─── Provided data ───

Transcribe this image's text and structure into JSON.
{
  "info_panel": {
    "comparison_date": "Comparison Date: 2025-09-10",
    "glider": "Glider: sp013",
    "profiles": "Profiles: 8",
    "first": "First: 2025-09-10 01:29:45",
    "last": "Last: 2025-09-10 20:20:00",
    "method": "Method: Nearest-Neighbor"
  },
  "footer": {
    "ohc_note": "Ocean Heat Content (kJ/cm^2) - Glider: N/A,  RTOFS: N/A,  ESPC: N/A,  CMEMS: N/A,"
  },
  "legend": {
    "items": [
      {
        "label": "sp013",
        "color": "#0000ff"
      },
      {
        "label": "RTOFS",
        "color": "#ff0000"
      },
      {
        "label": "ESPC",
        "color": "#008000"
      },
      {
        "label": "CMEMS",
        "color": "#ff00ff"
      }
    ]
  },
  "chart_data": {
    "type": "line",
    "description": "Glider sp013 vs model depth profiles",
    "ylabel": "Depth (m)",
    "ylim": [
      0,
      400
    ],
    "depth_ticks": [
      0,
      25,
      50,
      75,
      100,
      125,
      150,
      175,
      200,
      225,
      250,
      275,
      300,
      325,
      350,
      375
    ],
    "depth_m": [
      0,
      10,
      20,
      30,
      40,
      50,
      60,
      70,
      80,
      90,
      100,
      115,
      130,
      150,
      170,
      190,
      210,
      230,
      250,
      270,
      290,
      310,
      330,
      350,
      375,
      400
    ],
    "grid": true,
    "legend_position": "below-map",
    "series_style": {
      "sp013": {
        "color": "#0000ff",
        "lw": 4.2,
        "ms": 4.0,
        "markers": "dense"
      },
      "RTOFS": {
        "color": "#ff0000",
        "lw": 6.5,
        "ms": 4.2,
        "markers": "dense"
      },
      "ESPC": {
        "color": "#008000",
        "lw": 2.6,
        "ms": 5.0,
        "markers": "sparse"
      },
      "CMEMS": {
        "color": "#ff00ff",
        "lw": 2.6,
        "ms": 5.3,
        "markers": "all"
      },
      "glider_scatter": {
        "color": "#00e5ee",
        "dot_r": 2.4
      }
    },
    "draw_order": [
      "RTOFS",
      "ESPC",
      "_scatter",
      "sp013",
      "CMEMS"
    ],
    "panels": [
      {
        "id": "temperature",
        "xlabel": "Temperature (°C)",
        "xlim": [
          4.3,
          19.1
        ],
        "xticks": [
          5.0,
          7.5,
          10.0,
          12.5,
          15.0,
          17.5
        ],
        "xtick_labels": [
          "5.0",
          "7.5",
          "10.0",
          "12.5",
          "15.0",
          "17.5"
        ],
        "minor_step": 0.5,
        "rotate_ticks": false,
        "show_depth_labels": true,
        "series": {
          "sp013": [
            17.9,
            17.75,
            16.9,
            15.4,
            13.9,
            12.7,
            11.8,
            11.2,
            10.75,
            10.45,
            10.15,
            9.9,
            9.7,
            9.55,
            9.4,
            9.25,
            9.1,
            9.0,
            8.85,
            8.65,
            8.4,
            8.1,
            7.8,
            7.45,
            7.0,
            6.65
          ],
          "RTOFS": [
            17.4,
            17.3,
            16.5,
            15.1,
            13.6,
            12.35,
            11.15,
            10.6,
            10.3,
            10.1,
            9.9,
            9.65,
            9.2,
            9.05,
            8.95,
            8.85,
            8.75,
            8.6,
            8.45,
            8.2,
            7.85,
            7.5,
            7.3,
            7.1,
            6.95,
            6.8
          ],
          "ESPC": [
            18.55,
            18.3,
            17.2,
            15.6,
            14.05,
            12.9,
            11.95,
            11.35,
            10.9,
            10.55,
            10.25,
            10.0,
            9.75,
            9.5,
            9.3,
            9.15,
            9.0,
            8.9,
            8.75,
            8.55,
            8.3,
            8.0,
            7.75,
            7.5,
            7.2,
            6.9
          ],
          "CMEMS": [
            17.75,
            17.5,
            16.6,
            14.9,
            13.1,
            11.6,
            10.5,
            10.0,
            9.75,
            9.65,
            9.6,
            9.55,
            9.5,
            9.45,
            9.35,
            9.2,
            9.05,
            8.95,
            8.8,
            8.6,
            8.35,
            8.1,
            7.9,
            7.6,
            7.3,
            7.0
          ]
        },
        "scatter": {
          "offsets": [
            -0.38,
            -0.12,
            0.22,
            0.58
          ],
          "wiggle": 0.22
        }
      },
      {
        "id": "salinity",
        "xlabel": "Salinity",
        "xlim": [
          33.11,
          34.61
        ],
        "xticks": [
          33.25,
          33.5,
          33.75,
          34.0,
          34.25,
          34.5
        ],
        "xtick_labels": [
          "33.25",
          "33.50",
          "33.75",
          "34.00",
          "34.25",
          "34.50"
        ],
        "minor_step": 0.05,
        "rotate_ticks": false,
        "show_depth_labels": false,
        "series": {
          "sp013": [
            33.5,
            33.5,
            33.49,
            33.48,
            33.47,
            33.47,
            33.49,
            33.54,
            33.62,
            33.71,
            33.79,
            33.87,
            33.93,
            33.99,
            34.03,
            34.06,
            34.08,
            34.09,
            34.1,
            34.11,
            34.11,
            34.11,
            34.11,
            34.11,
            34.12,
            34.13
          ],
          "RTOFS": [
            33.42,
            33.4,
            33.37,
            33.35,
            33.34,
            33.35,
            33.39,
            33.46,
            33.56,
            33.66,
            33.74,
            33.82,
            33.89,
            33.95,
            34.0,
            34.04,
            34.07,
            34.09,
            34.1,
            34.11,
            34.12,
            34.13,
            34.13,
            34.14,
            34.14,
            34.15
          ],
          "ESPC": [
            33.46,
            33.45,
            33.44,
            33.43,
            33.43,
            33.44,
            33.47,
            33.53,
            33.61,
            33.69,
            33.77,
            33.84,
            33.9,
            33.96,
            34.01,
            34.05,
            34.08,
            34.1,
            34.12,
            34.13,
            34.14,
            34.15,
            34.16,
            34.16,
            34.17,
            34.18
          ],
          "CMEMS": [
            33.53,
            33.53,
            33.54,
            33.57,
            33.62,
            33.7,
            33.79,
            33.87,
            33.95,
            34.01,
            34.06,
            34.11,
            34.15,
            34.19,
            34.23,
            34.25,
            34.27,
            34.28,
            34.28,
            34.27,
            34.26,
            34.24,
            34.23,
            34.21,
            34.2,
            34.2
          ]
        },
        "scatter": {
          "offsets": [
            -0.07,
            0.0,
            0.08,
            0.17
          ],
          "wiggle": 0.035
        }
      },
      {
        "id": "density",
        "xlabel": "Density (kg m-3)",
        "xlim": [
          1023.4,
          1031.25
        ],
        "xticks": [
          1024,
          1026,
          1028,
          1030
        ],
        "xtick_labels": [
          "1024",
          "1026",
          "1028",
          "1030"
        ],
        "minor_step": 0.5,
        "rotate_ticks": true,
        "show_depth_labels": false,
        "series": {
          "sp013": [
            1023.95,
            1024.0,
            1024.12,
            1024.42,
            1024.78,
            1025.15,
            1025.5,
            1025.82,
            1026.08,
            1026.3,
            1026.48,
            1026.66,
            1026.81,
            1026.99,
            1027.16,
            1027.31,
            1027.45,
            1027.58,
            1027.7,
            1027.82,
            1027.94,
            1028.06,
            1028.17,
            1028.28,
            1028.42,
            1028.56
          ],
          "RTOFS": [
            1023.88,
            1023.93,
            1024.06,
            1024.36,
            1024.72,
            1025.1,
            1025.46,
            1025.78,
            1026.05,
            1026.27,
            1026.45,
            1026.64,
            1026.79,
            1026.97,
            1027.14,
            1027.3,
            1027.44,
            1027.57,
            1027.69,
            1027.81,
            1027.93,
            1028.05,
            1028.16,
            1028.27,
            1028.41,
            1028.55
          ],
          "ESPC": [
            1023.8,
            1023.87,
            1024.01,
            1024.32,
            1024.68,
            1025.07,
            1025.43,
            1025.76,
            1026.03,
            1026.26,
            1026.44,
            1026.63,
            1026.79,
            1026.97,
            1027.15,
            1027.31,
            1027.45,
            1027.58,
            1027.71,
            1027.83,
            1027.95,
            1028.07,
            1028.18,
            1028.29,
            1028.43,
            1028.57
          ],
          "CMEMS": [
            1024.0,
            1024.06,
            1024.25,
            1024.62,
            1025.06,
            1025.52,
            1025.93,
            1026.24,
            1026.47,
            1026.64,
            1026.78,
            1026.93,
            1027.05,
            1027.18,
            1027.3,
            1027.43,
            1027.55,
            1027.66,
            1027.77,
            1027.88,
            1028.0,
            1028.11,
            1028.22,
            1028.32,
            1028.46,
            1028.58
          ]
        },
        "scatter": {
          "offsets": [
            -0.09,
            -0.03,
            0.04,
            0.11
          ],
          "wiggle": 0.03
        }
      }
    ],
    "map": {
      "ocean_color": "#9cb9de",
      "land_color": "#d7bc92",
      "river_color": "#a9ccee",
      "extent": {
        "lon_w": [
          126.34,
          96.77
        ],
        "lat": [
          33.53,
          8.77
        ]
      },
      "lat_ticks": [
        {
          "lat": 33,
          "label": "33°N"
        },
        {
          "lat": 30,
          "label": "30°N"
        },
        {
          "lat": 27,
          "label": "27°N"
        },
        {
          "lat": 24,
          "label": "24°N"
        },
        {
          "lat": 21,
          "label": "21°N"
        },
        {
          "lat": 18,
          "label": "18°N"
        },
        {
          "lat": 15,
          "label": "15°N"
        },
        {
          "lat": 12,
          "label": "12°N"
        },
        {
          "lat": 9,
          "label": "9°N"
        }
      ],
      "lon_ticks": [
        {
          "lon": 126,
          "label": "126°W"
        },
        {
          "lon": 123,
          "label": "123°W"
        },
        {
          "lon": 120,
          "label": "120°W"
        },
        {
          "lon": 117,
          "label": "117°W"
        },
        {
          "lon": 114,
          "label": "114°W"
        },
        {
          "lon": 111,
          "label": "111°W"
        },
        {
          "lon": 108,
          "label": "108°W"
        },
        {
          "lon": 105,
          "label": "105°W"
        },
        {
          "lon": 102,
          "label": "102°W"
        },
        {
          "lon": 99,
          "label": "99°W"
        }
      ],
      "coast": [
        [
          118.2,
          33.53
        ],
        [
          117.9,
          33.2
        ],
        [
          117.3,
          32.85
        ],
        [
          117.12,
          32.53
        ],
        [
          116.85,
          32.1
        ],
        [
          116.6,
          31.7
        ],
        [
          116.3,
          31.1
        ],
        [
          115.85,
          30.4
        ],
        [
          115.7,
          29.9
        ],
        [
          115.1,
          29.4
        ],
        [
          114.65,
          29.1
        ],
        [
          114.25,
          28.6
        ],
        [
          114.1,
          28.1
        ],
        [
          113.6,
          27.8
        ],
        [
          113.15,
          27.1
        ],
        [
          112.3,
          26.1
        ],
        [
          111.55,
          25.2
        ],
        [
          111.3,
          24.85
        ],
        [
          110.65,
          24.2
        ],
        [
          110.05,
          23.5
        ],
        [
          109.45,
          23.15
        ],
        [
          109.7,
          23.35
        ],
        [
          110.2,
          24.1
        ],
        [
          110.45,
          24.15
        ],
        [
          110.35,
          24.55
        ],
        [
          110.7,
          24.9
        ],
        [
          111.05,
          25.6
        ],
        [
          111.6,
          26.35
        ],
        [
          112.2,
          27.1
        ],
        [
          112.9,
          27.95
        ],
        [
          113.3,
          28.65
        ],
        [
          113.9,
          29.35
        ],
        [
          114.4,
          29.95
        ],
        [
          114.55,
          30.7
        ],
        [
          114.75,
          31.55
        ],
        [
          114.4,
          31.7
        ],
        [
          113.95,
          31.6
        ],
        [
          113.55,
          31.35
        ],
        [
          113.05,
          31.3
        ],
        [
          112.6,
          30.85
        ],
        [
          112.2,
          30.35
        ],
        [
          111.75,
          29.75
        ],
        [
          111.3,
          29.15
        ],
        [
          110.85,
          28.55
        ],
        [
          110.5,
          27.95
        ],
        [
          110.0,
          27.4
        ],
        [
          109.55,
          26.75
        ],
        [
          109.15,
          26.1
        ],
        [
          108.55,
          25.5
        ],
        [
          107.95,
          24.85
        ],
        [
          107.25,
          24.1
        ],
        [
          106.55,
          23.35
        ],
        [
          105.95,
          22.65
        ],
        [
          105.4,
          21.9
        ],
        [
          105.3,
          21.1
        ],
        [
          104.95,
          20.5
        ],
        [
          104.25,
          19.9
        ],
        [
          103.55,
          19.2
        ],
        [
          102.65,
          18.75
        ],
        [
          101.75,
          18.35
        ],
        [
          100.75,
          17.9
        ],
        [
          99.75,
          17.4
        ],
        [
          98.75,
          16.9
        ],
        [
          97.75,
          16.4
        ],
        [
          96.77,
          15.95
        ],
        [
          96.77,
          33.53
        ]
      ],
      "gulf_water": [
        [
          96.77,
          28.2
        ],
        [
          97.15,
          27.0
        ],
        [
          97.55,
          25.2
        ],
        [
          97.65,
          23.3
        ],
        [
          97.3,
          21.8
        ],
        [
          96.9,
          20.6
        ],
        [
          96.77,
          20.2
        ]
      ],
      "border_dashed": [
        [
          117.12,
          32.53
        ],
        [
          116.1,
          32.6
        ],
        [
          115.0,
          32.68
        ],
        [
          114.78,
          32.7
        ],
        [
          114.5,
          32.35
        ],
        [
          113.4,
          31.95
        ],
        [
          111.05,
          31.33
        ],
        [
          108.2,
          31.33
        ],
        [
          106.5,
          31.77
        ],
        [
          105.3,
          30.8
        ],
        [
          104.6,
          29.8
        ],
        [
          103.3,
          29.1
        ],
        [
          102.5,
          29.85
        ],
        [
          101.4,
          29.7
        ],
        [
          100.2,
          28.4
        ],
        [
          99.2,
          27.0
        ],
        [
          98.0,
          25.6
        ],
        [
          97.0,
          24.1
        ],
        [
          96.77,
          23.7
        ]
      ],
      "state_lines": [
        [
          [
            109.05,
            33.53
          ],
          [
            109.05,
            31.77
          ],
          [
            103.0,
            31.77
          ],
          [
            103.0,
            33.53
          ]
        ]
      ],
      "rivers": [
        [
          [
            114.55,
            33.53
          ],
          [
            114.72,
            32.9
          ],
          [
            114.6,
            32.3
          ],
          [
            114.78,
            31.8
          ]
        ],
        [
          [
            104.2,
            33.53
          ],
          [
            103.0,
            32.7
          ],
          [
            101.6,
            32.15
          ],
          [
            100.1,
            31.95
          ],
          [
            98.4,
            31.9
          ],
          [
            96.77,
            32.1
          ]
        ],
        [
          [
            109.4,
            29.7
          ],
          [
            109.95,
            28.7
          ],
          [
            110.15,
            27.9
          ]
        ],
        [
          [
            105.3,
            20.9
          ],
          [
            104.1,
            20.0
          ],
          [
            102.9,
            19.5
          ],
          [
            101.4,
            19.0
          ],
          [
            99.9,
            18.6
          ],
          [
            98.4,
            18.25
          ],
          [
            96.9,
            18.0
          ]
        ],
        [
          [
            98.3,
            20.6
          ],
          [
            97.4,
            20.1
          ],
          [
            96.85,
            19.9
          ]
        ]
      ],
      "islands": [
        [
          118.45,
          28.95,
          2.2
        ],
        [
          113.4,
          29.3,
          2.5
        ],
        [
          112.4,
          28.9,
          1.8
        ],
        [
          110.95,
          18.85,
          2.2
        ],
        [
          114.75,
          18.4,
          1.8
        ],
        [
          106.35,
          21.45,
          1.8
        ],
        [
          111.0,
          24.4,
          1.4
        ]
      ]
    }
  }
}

───

* [Short exercise]:
Show the lines where the word "RTOFS" appears in the entries.

* [Task output]:
    "ohc_note": "Ocean Heat Content (kJ/cm^2) - Glider: N/A,  RTOFS: N/A,  ESPC: N/A,  CMEMS: N/A,"
        "label": "RTOFS",
      "RTOFS": {
      "RTOFS",
          "RTOFS": [
          "RTOFS": [
          "RTOFS": [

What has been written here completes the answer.